EXERCISE ▸
Only the pictures stay out; every record is to be quoted exactly.

___ TASK INPUTS

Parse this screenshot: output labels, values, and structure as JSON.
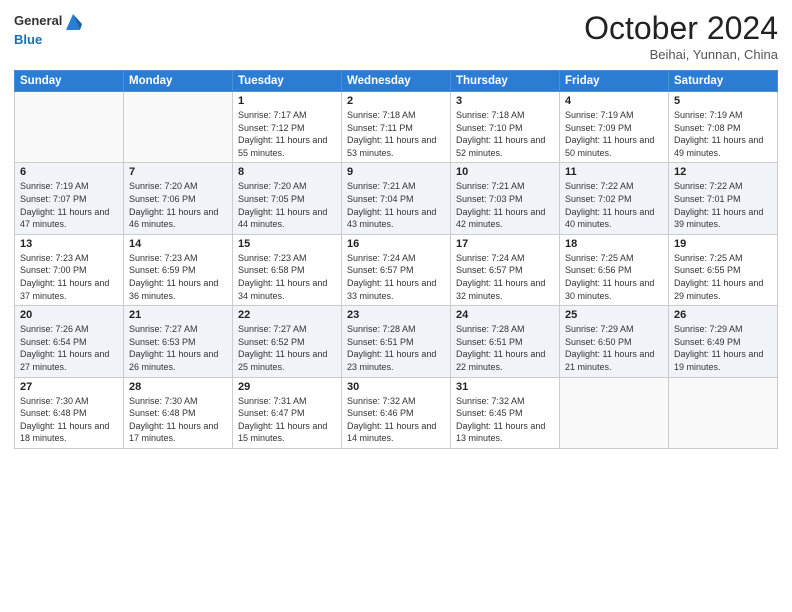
{
  "header": {
    "logo_general": "General",
    "logo_blue": "Blue",
    "title": "October 2024",
    "location": "Beihai, Yunnan, China"
  },
  "weekdays": [
    "Sunday",
    "Monday",
    "Tuesday",
    "Wednesday",
    "Thursday",
    "Friday",
    "Saturday"
  ],
  "rows": [
    [
      {
        "day": "",
        "info": ""
      },
      {
        "day": "",
        "info": ""
      },
      {
        "day": "1",
        "info": "Sunrise: 7:17 AM\nSunset: 7:12 PM\nDaylight: 11 hours and 55 minutes."
      },
      {
        "day": "2",
        "info": "Sunrise: 7:18 AM\nSunset: 7:11 PM\nDaylight: 11 hours and 53 minutes."
      },
      {
        "day": "3",
        "info": "Sunrise: 7:18 AM\nSunset: 7:10 PM\nDaylight: 11 hours and 52 minutes."
      },
      {
        "day": "4",
        "info": "Sunrise: 7:19 AM\nSunset: 7:09 PM\nDaylight: 11 hours and 50 minutes."
      },
      {
        "day": "5",
        "info": "Sunrise: 7:19 AM\nSunset: 7:08 PM\nDaylight: 11 hours and 49 minutes."
      }
    ],
    [
      {
        "day": "6",
        "info": "Sunrise: 7:19 AM\nSunset: 7:07 PM\nDaylight: 11 hours and 47 minutes."
      },
      {
        "day": "7",
        "info": "Sunrise: 7:20 AM\nSunset: 7:06 PM\nDaylight: 11 hours and 46 minutes."
      },
      {
        "day": "8",
        "info": "Sunrise: 7:20 AM\nSunset: 7:05 PM\nDaylight: 11 hours and 44 minutes."
      },
      {
        "day": "9",
        "info": "Sunrise: 7:21 AM\nSunset: 7:04 PM\nDaylight: 11 hours and 43 minutes."
      },
      {
        "day": "10",
        "info": "Sunrise: 7:21 AM\nSunset: 7:03 PM\nDaylight: 11 hours and 42 minutes."
      },
      {
        "day": "11",
        "info": "Sunrise: 7:22 AM\nSunset: 7:02 PM\nDaylight: 11 hours and 40 minutes."
      },
      {
        "day": "12",
        "info": "Sunrise: 7:22 AM\nSunset: 7:01 PM\nDaylight: 11 hours and 39 minutes."
      }
    ],
    [
      {
        "day": "13",
        "info": "Sunrise: 7:23 AM\nSunset: 7:00 PM\nDaylight: 11 hours and 37 minutes."
      },
      {
        "day": "14",
        "info": "Sunrise: 7:23 AM\nSunset: 6:59 PM\nDaylight: 11 hours and 36 minutes."
      },
      {
        "day": "15",
        "info": "Sunrise: 7:23 AM\nSunset: 6:58 PM\nDaylight: 11 hours and 34 minutes."
      },
      {
        "day": "16",
        "info": "Sunrise: 7:24 AM\nSunset: 6:57 PM\nDaylight: 11 hours and 33 minutes."
      },
      {
        "day": "17",
        "info": "Sunrise: 7:24 AM\nSunset: 6:57 PM\nDaylight: 11 hours and 32 minutes."
      },
      {
        "day": "18",
        "info": "Sunrise: 7:25 AM\nSunset: 6:56 PM\nDaylight: 11 hours and 30 minutes."
      },
      {
        "day": "19",
        "info": "Sunrise: 7:25 AM\nSunset: 6:55 PM\nDaylight: 11 hours and 29 minutes."
      }
    ],
    [
      {
        "day": "20",
        "info": "Sunrise: 7:26 AM\nSunset: 6:54 PM\nDaylight: 11 hours and 27 minutes."
      },
      {
        "day": "21",
        "info": "Sunrise: 7:27 AM\nSunset: 6:53 PM\nDaylight: 11 hours and 26 minutes."
      },
      {
        "day": "22",
        "info": "Sunrise: 7:27 AM\nSunset: 6:52 PM\nDaylight: 11 hours and 25 minutes."
      },
      {
        "day": "23",
        "info": "Sunrise: 7:28 AM\nSunset: 6:51 PM\nDaylight: 11 hours and 23 minutes."
      },
      {
        "day": "24",
        "info": "Sunrise: 7:28 AM\nSunset: 6:51 PM\nDaylight: 11 hours and 22 minutes."
      },
      {
        "day": "25",
        "info": "Sunrise: 7:29 AM\nSunset: 6:50 PM\nDaylight: 11 hours and 21 minutes."
      },
      {
        "day": "26",
        "info": "Sunrise: 7:29 AM\nSunset: 6:49 PM\nDaylight: 11 hours and 19 minutes."
      }
    ],
    [
      {
        "day": "27",
        "info": "Sunrise: 7:30 AM\nSunset: 6:48 PM\nDaylight: 11 hours and 18 minutes."
      },
      {
        "day": "28",
        "info": "Sunrise: 7:30 AM\nSunset: 6:48 PM\nDaylight: 11 hours and 17 minutes."
      },
      {
        "day": "29",
        "info": "Sunrise: 7:31 AM\nSunset: 6:47 PM\nDaylight: 11 hours and 15 minutes."
      },
      {
        "day": "30",
        "info": "Sunrise: 7:32 AM\nSunset: 6:46 PM\nDaylight: 11 hours and 14 minutes."
      },
      {
        "day": "31",
        "info": "Sunrise: 7:32 AM\nSunset: 6:45 PM\nDaylight: 11 hours and 13 minutes."
      },
      {
        "day": "",
        "info": ""
      },
      {
        "day": "",
        "info": ""
      }
    ]
  ]
}
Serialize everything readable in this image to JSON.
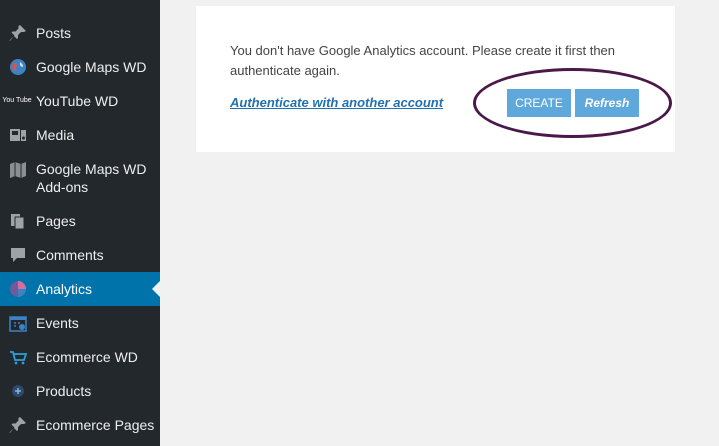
{
  "sidebar": {
    "items": [
      {
        "label": "Posts",
        "icon": "pushpin-icon"
      },
      {
        "label": "Google Maps WD",
        "icon": "globe-icon"
      },
      {
        "label": "YouTube WD",
        "icon": "youtube-icon",
        "icon_text": "You Tube"
      },
      {
        "label": "Media",
        "icon": "media-icon"
      },
      {
        "label": "Google Maps WD",
        "label2": "Add-ons",
        "icon": "map-addons-icon"
      },
      {
        "label": "Pages",
        "icon": "pages-icon"
      },
      {
        "label": "Comments",
        "icon": "comment-icon"
      },
      {
        "label": "Analytics",
        "icon": "analytics-icon",
        "active": true
      },
      {
        "label": "Events",
        "icon": "calendar-icon"
      },
      {
        "label": "Ecommerce WD",
        "icon": "cart-icon"
      },
      {
        "label": "Products",
        "icon": "products-icon"
      },
      {
        "label": "Ecommerce Pages",
        "icon": "pushpin-icon"
      }
    ]
  },
  "main": {
    "message": "You don't have Google Analytics account. Please create it first then authenticate again.",
    "auth_link": "Authenticate with another account",
    "create_label": "CREATE",
    "refresh_label": "Refresh"
  },
  "colors": {
    "sidebar_bg": "#23282d",
    "active_bg": "#0073aa",
    "button_bg": "#5fa8dc",
    "link": "#2271b1",
    "highlight_ring": "#4a1949"
  }
}
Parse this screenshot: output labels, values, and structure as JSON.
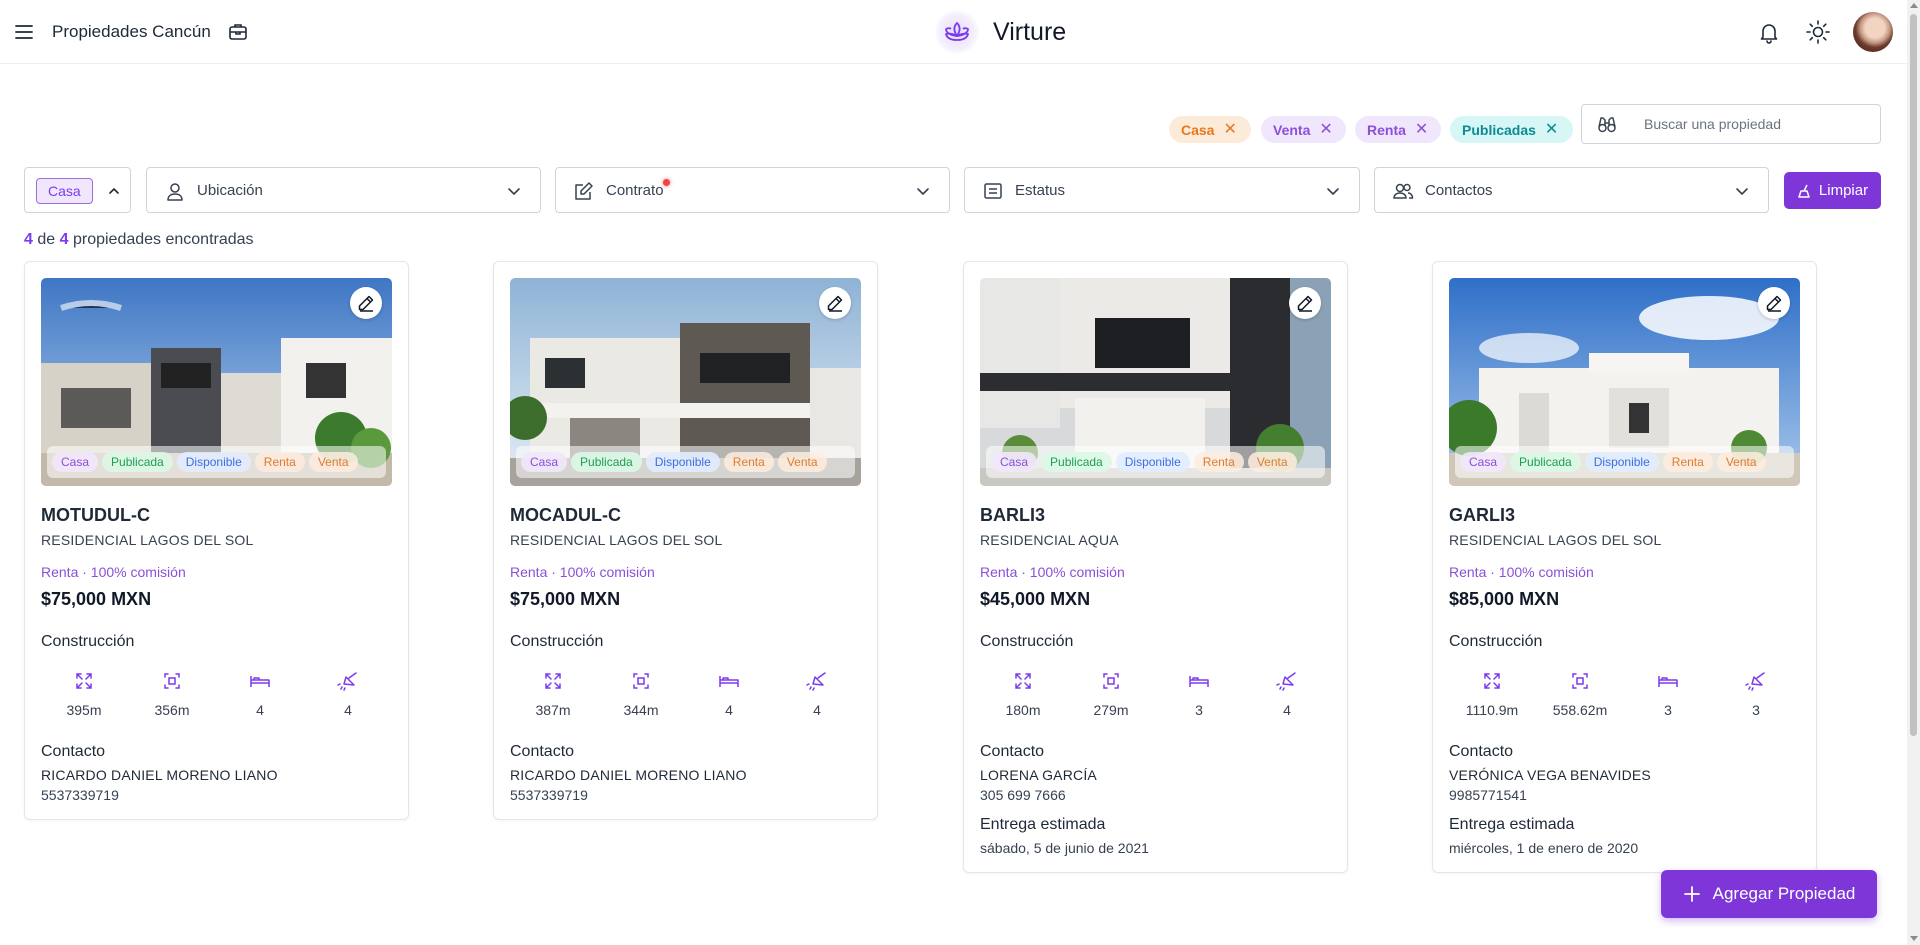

______

WRITTEN ANSWER ▸
Parse this screenshot: output labels, values, and structure as JSON.
{
  "header": {
    "logo_general": "General",
    "logo_blue": "Blue",
    "title": "October 2024",
    "location": "Beihai, Yunnan, China"
  },
  "weekdays": [
    "Sunday",
    "Monday",
    "Tuesday",
    "Wednesday",
    "Thursday",
    "Friday",
    "Saturday"
  ],
  "rows": [
    [
      {
        "day": "",
        "info": ""
      },
      {
        "day": "",
        "info": ""
      },
      {
        "day": "1",
        "info": "Sunrise: 7:17 AM\nSunset: 7:12 PM\nDaylight: 11 hours and 55 minutes."
      },
      {
        "day": "2",
        "info": "Sunrise: 7:18 AM\nSunset: 7:11 PM\nDaylight: 11 hours and 53 minutes."
      },
      {
        "day": "3",
        "info": "Sunrise: 7:18 AM\nSunset: 7:10 PM\nDaylight: 11 hours and 52 minutes."
      },
      {
        "day": "4",
        "info": "Sunrise: 7:19 AM\nSunset: 7:09 PM\nDaylight: 11 hours and 50 minutes."
      },
      {
        "day": "5",
        "info": "Sunrise: 7:19 AM\nSunset: 7:08 PM\nDaylight: 11 hours and 49 minutes."
      }
    ],
    [
      {
        "day": "6",
        "info": "Sunrise: 7:19 AM\nSunset: 7:07 PM\nDaylight: 11 hours and 47 minutes."
      },
      {
        "day": "7",
        "info": "Sunrise: 7:20 AM\nSunset: 7:06 PM\nDaylight: 11 hours and 46 minutes."
      },
      {
        "day": "8",
        "info": "Sunrise: 7:20 AM\nSunset: 7:05 PM\nDaylight: 11 hours and 44 minutes."
      },
      {
        "day": "9",
        "info": "Sunrise: 7:21 AM\nSunset: 7:04 PM\nDaylight: 11 hours and 43 minutes."
      },
      {
        "day": "10",
        "info": "Sunrise: 7:21 AM\nSunset: 7:03 PM\nDaylight: 11 hours and 42 minutes."
      },
      {
        "day": "11",
        "info": "Sunrise: 7:22 AM\nSunset: 7:02 PM\nDaylight: 11 hours and 40 minutes."
      },
      {
        "day": "12",
        "info": "Sunrise: 7:22 AM\nSunset: 7:01 PM\nDaylight: 11 hours and 39 minutes."
      }
    ],
    [
      {
        "day": "13",
        "info": "Sunrise: 7:23 AM\nSunset: 7:00 PM\nDaylight: 11 hours and 37 minutes."
      },
      {
        "day": "14",
        "info": "Sunrise: 7:23 AM\nSunset: 6:59 PM\nDaylight: 11 hours and 36 minutes."
      },
      {
        "day": "15",
        "info": "Sunrise: 7:23 AM\nSunset: 6:58 PM\nDaylight: 11 hours and 34 minutes."
      },
      {
        "day": "16",
        "info": "Sunrise: 7:24 AM\nSunset: 6:57 PM\nDaylight: 11 hours and 33 minutes."
      },
      {
        "day": "17",
        "info": "Sunrise: 7:24 AM\nSunset: 6:57 PM\nDaylight: 11 hours and 32 minutes."
      },
      {
        "day": "18",
        "info": "Sunrise: 7:25 AM\nSunset: 6:56 PM\nDaylight: 11 hours and 30 minutes."
      },
      {
        "day": "19",
        "info": "Sunrise: 7:25 AM\nSunset: 6:55 PM\nDaylight: 11 hours and 29 minutes."
      }
    ],
    [
      {
        "day": "20",
        "info": "Sunrise: 7:26 AM\nSunset: 6:54 PM\nDaylight: 11 hours and 27 minutes."
      },
      {
        "day": "21",
        "info": "Sunrise: 7:27 AM\nSunset: 6:53 PM\nDaylight: 11 hours and 26 minutes."
      },
      {
        "day": "22",
        "info": "Sunrise: 7:27 AM\nSunset: 6:52 PM\nDaylight: 11 hours and 25 minutes."
      },
      {
        "day": "23",
        "info": "Sunrise: 7:28 AM\nSunset: 6:51 PM\nDaylight: 11 hours and 23 minutes."
      },
      {
        "day": "24",
        "info": "Sunrise: 7:28 AM\nSunset: 6:51 PM\nDaylight: 11 hours and 22 minutes."
      },
      {
        "day": "25",
        "info": "Sunrise: 7:29 AM\nSunset: 6:50 PM\nDaylight: 11 hours and 21 minutes."
      },
      {
        "day": "26",
        "info": "Sunrise: 7:29 AM\nSunset: 6:49 PM\nDaylight: 11 hours and 19 minutes."
      }
    ],
    [
      {
        "day": "27",
        "info": "Sunrise: 7:30 AM\nSunset: 6:48 PM\nDaylight: 11 hours and 18 minutes."
      },
      {
        "day": "28",
        "info": "Sunrise: 7:30 AM\nSunset: 6:48 PM\nDaylight: 11 hours and 17 minutes."
      },
      {
        "day": "29",
        "info": "Sunrise: 7:31 AM\nSunset: 6:47 PM\nDaylight: 11 hours and 15 minutes."
      },
      {
        "day": "30",
        "info": "Sunrise: 7:32 AM\nSunset: 6:46 PM\nDaylight: 11 hours and 14 minutes."
      },
      {
        "day": "31",
        "info": "Sunrise: 7:32 AM\nSunset: 6:45 PM\nDaylight: 11 hours and 13 minutes."
      },
      {
        "day": "",
        "info": ""
      },
      {
        "day": "",
        "info": ""
      }
    ]
  ]
}
Serialize everything readable in this image to JSON.
{
  "sidebar": {
    "items": [
      {
        "label": "Posts",
        "icon": "pushpin-icon"
      },
      {
        "label": "Google Maps WD",
        "icon": "globe-icon"
      },
      {
        "label": "YouTube WD",
        "icon": "youtube-icon",
        "icon_text": "You Tube"
      },
      {
        "label": "Media",
        "icon": "media-icon"
      },
      {
        "label": "Google Maps WD",
        "label2": "Add-ons",
        "icon": "map-addons-icon"
      },
      {
        "label": "Pages",
        "icon": "pages-icon"
      },
      {
        "label": "Comments",
        "icon": "comment-icon"
      },
      {
        "label": "Analytics",
        "icon": "analytics-icon",
        "active": true
      },
      {
        "label": "Events",
        "icon": "calendar-icon"
      },
      {
        "label": "Ecommerce WD",
        "icon": "cart-icon"
      },
      {
        "label": "Products",
        "icon": "products-icon"
      },
      {
        "label": "Ecommerce Pages",
        "icon": "pushpin-icon"
      }
    ]
  },
  "main": {
    "message": "You don't have Google Analytics account. Please create it first then authenticate again.",
    "auth_link": "Authenticate with another account",
    "create_label": "CREATE",
    "refresh_label": "Refresh"
  },
  "colors": {
    "sidebar_bg": "#23282d",
    "active_bg": "#0073aa",
    "button_bg": "#5fa8dc",
    "link": "#2271b1",
    "highlight_ring": "#4a1949"
  }
}
Parse this screenshot: output labels, values, and structure as JSON.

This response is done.